> [The task] Without the pictures, print each of the records below exactly as it appears.

(Saved entries)
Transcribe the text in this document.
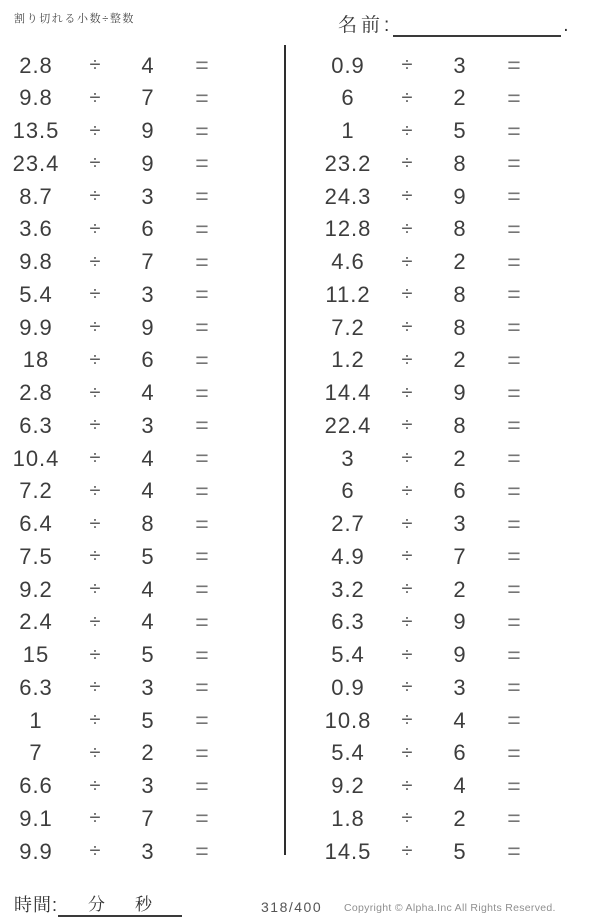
割り切れる小数÷整数	名前:	.
2.8	÷	4	=
9.8	÷	7	=
13.5	÷	9	=
23.4	÷	9	=
8.7	÷	3	=
3.6	÷	6	=
9.8	÷	7	=
5.4	÷	3	=
9.9	÷	9	=
18	÷	6	=
2.8	÷	4	=
6.3	÷	3	=
10.4	÷	4	=
7.2	÷	4	=
6.4	÷	8	=
7.5	÷	5	=
9.2	÷	4	=
2.4	÷	4	=
15	÷	5	=
6.3	÷	3	=
1	÷	5	=
7	÷	2	=
6.6	÷	3	=
9.1	÷	7	=
9.9	÷	3	=
0.9	÷	3	=
6	÷	2	=
1	÷	5	=
23.2	÷	8	=
24.3	÷	9	=
12.8	÷	8	=
4.6	÷	2	=
11.2	÷	8	=
7.2	÷	8	=
1.2	÷	2	=
14.4	÷	9	=
22.4	÷	8	=
3	÷	2	=
6	÷	6	=
2.7	÷	3	=
4.9	÷	7	=
3.2	÷	2	=
6.3	÷	9	=
5.4	÷	9	=
0.9	÷	3	=
10.8	÷	4	=
5.4	÷	6	=
9.2	÷	4	=
1.8	÷	2	=
14.5	÷	5	=
時間: 分 秒	318/400 Copyright © Alpha.Inc All Rights Reserved.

> [Solution to this exercise]
Transcribe the text in this document.
割り切れる小数÷整数	名前:	.
2.8	÷	4	=
9.8	÷	7	=
13.5	÷	9	=
23.4	÷	9	=
8.7	÷	3	=
3.6	÷	6	=
9.8	÷	7	=
5.4	÷	3	=
9.9	÷	9	=
18	÷	6	=
2.8	÷	4	=
6.3	÷	3	=
10.4	÷	4	=
7.2	÷	4	=
6.4	÷	8	=
7.5	÷	5	=
9.2	÷	4	=
2.4	÷	4	=
15	÷	5	=
6.3	÷	3	=
1	÷	5	=
7	÷	2	=
6.6	÷	3	=
9.1	÷	7	=
9.9	÷	3	=
0.9	÷	3	=
6	÷	2	=
1	÷	5	=
23.2	÷	8	=
24.3	÷	9	=
12.8	÷	8	=
4.6	÷	2	=
11.2	÷	8	=
7.2	÷	8	=
1.2	÷	2	=
14.4	÷	9	=
22.4	÷	8	=
3	÷	2	=
6	÷	6	=
2.7	÷	3	=
4.9	÷	7	=
3.2	÷	2	=
6.3	÷	9	=
5.4	÷	9	=
0.9	÷	3	=
10.8	÷	4	=
5.4	÷	6	=
9.2	÷	4	=
1.8	÷	2	=
14.5	÷	5	=
時間: 分 秒	318/400 Copyright © Alpha.Inc All Rights Reserved.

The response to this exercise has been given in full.